* begin MATERIAL SHOWN *

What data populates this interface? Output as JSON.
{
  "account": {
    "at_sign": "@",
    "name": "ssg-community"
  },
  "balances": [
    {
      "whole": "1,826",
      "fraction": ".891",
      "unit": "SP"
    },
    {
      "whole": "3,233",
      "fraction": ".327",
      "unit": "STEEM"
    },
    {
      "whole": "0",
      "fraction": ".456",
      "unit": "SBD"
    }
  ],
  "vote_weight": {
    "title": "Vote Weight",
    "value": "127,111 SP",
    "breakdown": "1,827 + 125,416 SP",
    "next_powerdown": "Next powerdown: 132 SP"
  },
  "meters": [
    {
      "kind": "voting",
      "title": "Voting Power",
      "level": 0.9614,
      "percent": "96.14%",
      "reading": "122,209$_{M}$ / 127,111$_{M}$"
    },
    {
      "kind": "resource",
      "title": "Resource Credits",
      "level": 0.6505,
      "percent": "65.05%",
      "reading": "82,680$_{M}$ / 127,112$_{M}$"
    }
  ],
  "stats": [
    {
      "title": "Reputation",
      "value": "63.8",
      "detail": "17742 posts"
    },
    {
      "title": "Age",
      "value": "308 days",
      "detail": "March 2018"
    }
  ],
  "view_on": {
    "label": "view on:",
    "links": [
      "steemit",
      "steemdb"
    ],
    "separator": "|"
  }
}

* end MATERIAL SHOWN *

STATED EXERCISE: Which lines above hold the word "detail"? Copy each of them.

TASK SOLUTION:
      "detail": "17742 posts"
      "detail": "March 2018"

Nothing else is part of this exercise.